** Start of DATA TO USE **
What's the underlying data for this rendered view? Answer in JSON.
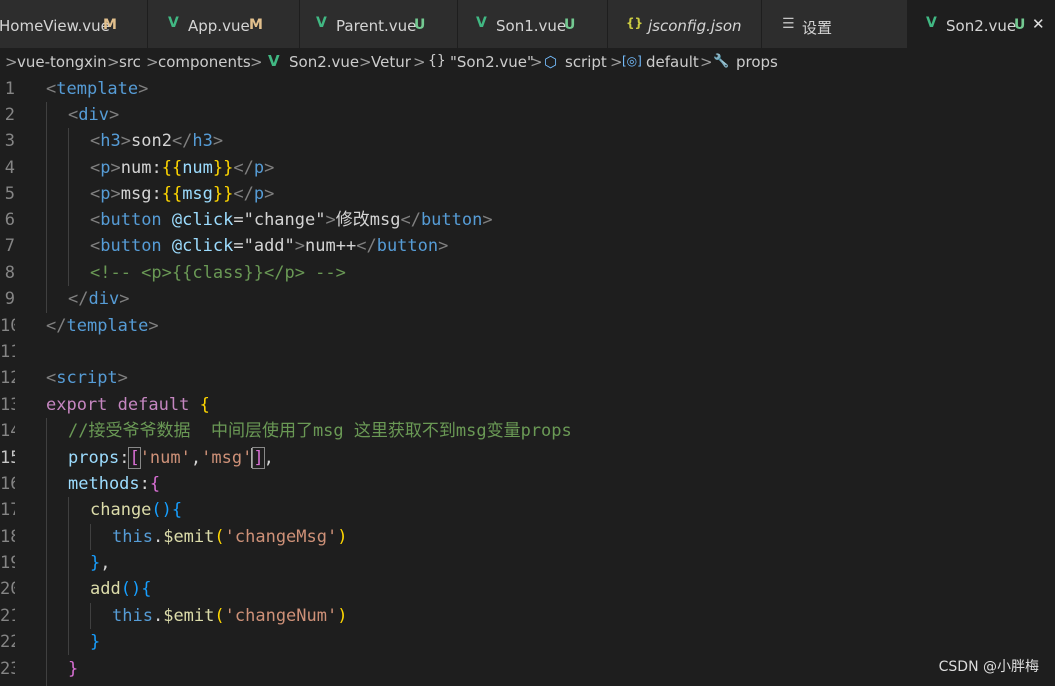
{
  "tabs": [
    {
      "icon": "vue-icon",
      "label": "HomeView.vue",
      "status": "M"
    },
    {
      "icon": "vue-icon",
      "label": "App.vue",
      "status": "M"
    },
    {
      "icon": "vue-icon",
      "label": "Parent.vue",
      "status": "U"
    },
    {
      "icon": "vue-icon",
      "label": "Son1.vue",
      "status": "U"
    },
    {
      "icon": "json-icon",
      "label": "jsconfig.json",
      "status": ""
    },
    {
      "icon": "settings-icon",
      "label": "设置",
      "status": ""
    },
    {
      "icon": "vue-icon",
      "label": "Son2.vue",
      "status": "U",
      "active": true
    }
  ],
  "tab_glyphs": {
    "vue": "V",
    "json": "{}",
    "settings": "☰",
    "close": "✕"
  },
  "breadcrumb": {
    "items": [
      "vue-tongxin",
      "src",
      "components",
      "Son2.vue",
      "Vetur",
      "\"Son2.vue\"",
      "script",
      "default",
      "props"
    ],
    "separator": ">",
    "vue_glyph": "V",
    "obj_glyph": "{}",
    "script_glyph": "⬡",
    "default_glyph": "[◎]",
    "props_glyph": "🔧"
  },
  "line_numbers": [
    "1",
    "2",
    "3",
    "4",
    "5",
    "6",
    "7",
    "8",
    "9",
    "10",
    "11",
    "12",
    "13",
    "14",
    "15",
    "16",
    "17",
    "18",
    "19",
    "20",
    "21",
    "22",
    "23"
  ],
  "code": {
    "l1": [
      "<",
      "template",
      ">"
    ],
    "l2": [
      "<",
      "div",
      ">"
    ],
    "l3": [
      "<",
      "h3",
      ">",
      "son2",
      "</",
      "h3",
      ">"
    ],
    "l4": [
      "<",
      "p",
      ">",
      "num:",
      "{{",
      "num",
      "}}",
      "</",
      "p",
      ">"
    ],
    "l5": [
      "<",
      "p",
      ">",
      "msg:",
      "{{",
      "msg",
      "}}",
      "</",
      "p",
      ">"
    ],
    "l6": [
      "<",
      "button",
      " ",
      "@click",
      "=",
      "\"change\"",
      ">",
      "修改msg",
      "</",
      "button",
      ">"
    ],
    "l7": [
      "<",
      "button",
      " ",
      "@click",
      "=",
      "\"add\"",
      ">",
      "num++",
      "</",
      "button",
      ">"
    ],
    "l8": "<!-- <p>{{class}}</p> -->",
    "l9": [
      "</",
      "div",
      ">"
    ],
    "l10": [
      "</",
      "template",
      ">"
    ],
    "l12": [
      "<",
      "script",
      ">"
    ],
    "l13": [
      "export",
      " ",
      "default",
      " ",
      "{"
    ],
    "l14": "//接受爷爷数据  中间层使用了msg 这里获取不到msg变量props",
    "l15": [
      "props",
      ":",
      "[",
      "'num'",
      ",",
      "'msg'",
      "]",
      ","
    ],
    "l16": [
      "methods",
      ":",
      "{"
    ],
    "l17": [
      "change",
      "()",
      "{"
    ],
    "l18": [
      "this",
      ".",
      "$emit",
      "(",
      "'changeMsg'",
      ")"
    ],
    "l19": [
      "}",
      ","
    ],
    "l20": [
      "add",
      "()",
      "{"
    ],
    "l21": [
      "this",
      ".",
      "$emit",
      "(",
      "'changeNum'",
      ")"
    ],
    "l22": [
      "}"
    ],
    "l23": [
      "}"
    ]
  },
  "watermark": "CSDN @小胖梅",
  "colors": {
    "background": "#1e1e1e",
    "vue_green": "#41b883",
    "modified": "#e2c08d",
    "untracked": "#73c991"
  }
}
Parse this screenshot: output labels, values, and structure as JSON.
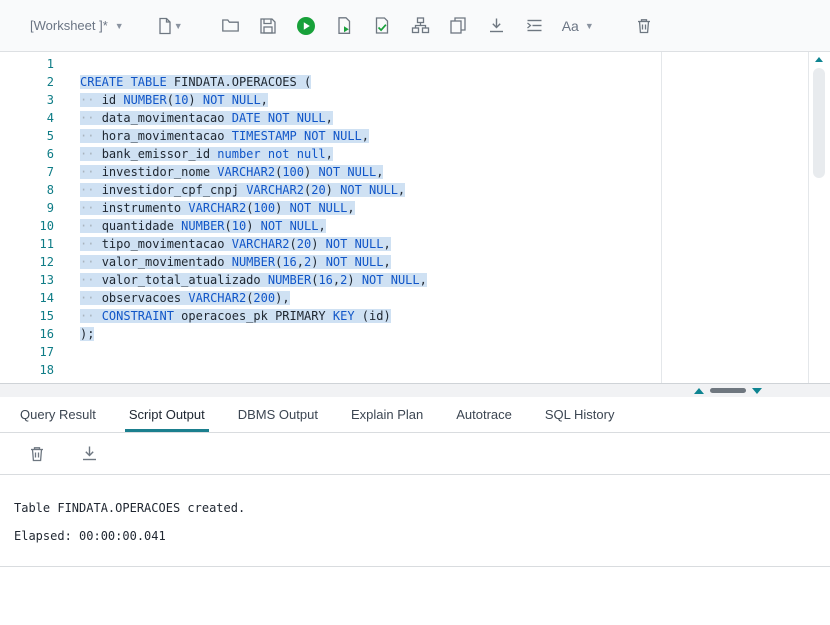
{
  "toolbar": {
    "worksheet_label": "[Worksheet ]*",
    "font_button_label": "Aa",
    "icons": [
      "new-worksheet",
      "open-file",
      "save",
      "run-statement",
      "run-script",
      "autotrace",
      "explain-plan",
      "unshared-worksheet",
      "download",
      "format",
      "font-options",
      "clear-worksheet"
    ]
  },
  "editor": {
    "colors": {
      "keyword": "#1156c8",
      "number": "#1156c8",
      "whitespace": "#a8b3bd",
      "line_number": "#0e7c86",
      "selection": "#cfe1f3",
      "accent": "#1b7f8e",
      "run_green": "#18a13a"
    },
    "lines": [
      {
        "n": "1",
        "sel": false,
        "tokens": []
      },
      {
        "n": "2",
        "sel": true,
        "tokens": [
          [
            "k",
            "CREATE TABLE"
          ],
          [
            "t",
            " FINDATA.OPERACOES ("
          ]
        ]
      },
      {
        "n": "3",
        "sel": true,
        "tokens": [
          [
            "w",
            "·· "
          ],
          [
            "t",
            "id "
          ],
          [
            "k",
            "NUMBER"
          ],
          [
            "t",
            "("
          ],
          [
            "n",
            "10"
          ],
          [
            "t",
            ") "
          ],
          [
            "k",
            "NOT NULL"
          ],
          [
            "t",
            ","
          ]
        ]
      },
      {
        "n": "4",
        "sel": true,
        "tokens": [
          [
            "w",
            "·· "
          ],
          [
            "t",
            "data_movimentacao "
          ],
          [
            "k",
            "DATE NOT NULL"
          ],
          [
            "t",
            ","
          ]
        ]
      },
      {
        "n": "5",
        "sel": true,
        "tokens": [
          [
            "w",
            "·· "
          ],
          [
            "t",
            "hora_movimentacao "
          ],
          [
            "k",
            "TIMESTAMP NOT NULL"
          ],
          [
            "t",
            ","
          ]
        ]
      },
      {
        "n": "6",
        "sel": true,
        "tokens": [
          [
            "w",
            "·· "
          ],
          [
            "t",
            "bank_emissor_id "
          ],
          [
            "k",
            "number not null"
          ],
          [
            "t",
            ","
          ]
        ]
      },
      {
        "n": "7",
        "sel": true,
        "tokens": [
          [
            "w",
            "·· "
          ],
          [
            "t",
            "investidor_nome "
          ],
          [
            "k",
            "VARCHAR2"
          ],
          [
            "t",
            "("
          ],
          [
            "n",
            "100"
          ],
          [
            "t",
            ") "
          ],
          [
            "k",
            "NOT NULL"
          ],
          [
            "t",
            ","
          ]
        ]
      },
      {
        "n": "8",
        "sel": true,
        "tokens": [
          [
            "w",
            "·· "
          ],
          [
            "t",
            "investidor_cpf_cnpj "
          ],
          [
            "k",
            "VARCHAR2"
          ],
          [
            "t",
            "("
          ],
          [
            "n",
            "20"
          ],
          [
            "t",
            ") "
          ],
          [
            "k",
            "NOT NULL"
          ],
          [
            "t",
            ","
          ]
        ]
      },
      {
        "n": "9",
        "sel": true,
        "tokens": [
          [
            "w",
            "·· "
          ],
          [
            "t",
            "instrumento "
          ],
          [
            "k",
            "VARCHAR2"
          ],
          [
            "t",
            "("
          ],
          [
            "n",
            "100"
          ],
          [
            "t",
            ") "
          ],
          [
            "k",
            "NOT NULL"
          ],
          [
            "t",
            ","
          ]
        ]
      },
      {
        "n": "10",
        "sel": true,
        "tokens": [
          [
            "w",
            "·· "
          ],
          [
            "t",
            "quantidade "
          ],
          [
            "k",
            "NUMBER"
          ],
          [
            "t",
            "("
          ],
          [
            "n",
            "10"
          ],
          [
            "t",
            ") "
          ],
          [
            "k",
            "NOT NULL"
          ],
          [
            "t",
            ","
          ]
        ]
      },
      {
        "n": "11",
        "sel": true,
        "tokens": [
          [
            "w",
            "·· "
          ],
          [
            "t",
            "tipo_movimentacao "
          ],
          [
            "k",
            "VARCHAR2"
          ],
          [
            "t",
            "("
          ],
          [
            "n",
            "20"
          ],
          [
            "t",
            ") "
          ],
          [
            "k",
            "NOT NULL"
          ],
          [
            "t",
            ","
          ]
        ]
      },
      {
        "n": "12",
        "sel": true,
        "tokens": [
          [
            "w",
            "·· "
          ],
          [
            "t",
            "valor_movimentado "
          ],
          [
            "k",
            "NUMBER"
          ],
          [
            "t",
            "("
          ],
          [
            "n",
            "16"
          ],
          [
            "t",
            ","
          ],
          [
            "n",
            "2"
          ],
          [
            "t",
            ") "
          ],
          [
            "k",
            "NOT NULL"
          ],
          [
            "t",
            ","
          ]
        ]
      },
      {
        "n": "13",
        "sel": true,
        "tokens": [
          [
            "w",
            "·· "
          ],
          [
            "t",
            "valor_total_atualizado "
          ],
          [
            "k",
            "NUMBER"
          ],
          [
            "t",
            "("
          ],
          [
            "n",
            "16"
          ],
          [
            "t",
            ","
          ],
          [
            "n",
            "2"
          ],
          [
            "t",
            ") "
          ],
          [
            "k",
            "NOT NULL"
          ],
          [
            "t",
            ","
          ]
        ]
      },
      {
        "n": "14",
        "sel": true,
        "tokens": [
          [
            "w",
            "·· "
          ],
          [
            "t",
            "observacoes "
          ],
          [
            "k",
            "VARCHAR2"
          ],
          [
            "t",
            "("
          ],
          [
            "n",
            "200"
          ],
          [
            "t",
            "),"
          ]
        ]
      },
      {
        "n": "15",
        "sel": true,
        "tokens": [
          [
            "w",
            "·· "
          ],
          [
            "k",
            "CONSTRAINT"
          ],
          [
            "t",
            " operacoes_pk PRIMARY "
          ],
          [
            "k",
            "KEY"
          ],
          [
            "t",
            " (id)"
          ]
        ]
      },
      {
        "n": "16",
        "sel": true,
        "tokens": [
          [
            "t",
            ");"
          ]
        ]
      },
      {
        "n": "17",
        "sel": false,
        "tokens": []
      },
      {
        "n": "18",
        "sel": false,
        "tokens": []
      }
    ]
  },
  "results": {
    "tabs": [
      {
        "label": "Query Result",
        "active": false
      },
      {
        "label": "Script Output",
        "active": true
      },
      {
        "label": "DBMS Output",
        "active": false
      },
      {
        "label": "Explain Plan",
        "active": false
      },
      {
        "label": "Autotrace",
        "active": false
      },
      {
        "label": "SQL History",
        "active": false
      }
    ],
    "toolbar_icons": [
      "clear-output",
      "save-output"
    ],
    "output_lines": [
      "Table FINDATA.OPERACOES created.",
      "",
      "Elapsed: 00:00:00.041"
    ]
  }
}
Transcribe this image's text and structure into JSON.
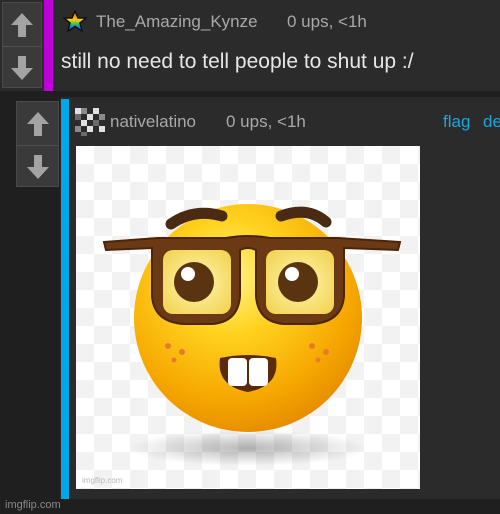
{
  "comments": [
    {
      "username": "The_Amazing_Kynze",
      "meta": "0 ups, <1h",
      "text": "still no need to tell people to shut up :/",
      "bar_color": "#c000d8",
      "icon": "rainbow-star-icon"
    },
    {
      "username": "nativelatino",
      "meta": "0 ups, <1h",
      "bar_color": "#00a8e8",
      "icon": "pixel-avatar-icon",
      "actions": {
        "flag": "flag",
        "delete": "de"
      },
      "image": {
        "description_icon": "nerd-emoji-icon",
        "watermark": "imgflip.com"
      }
    }
  ],
  "footer": {
    "watermark": "imgflip.com"
  }
}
** End of DATA TO USE **
• [STATED TASK] Count every line bearing the word "structure"; report the total only.

• [TASK RESULT] 2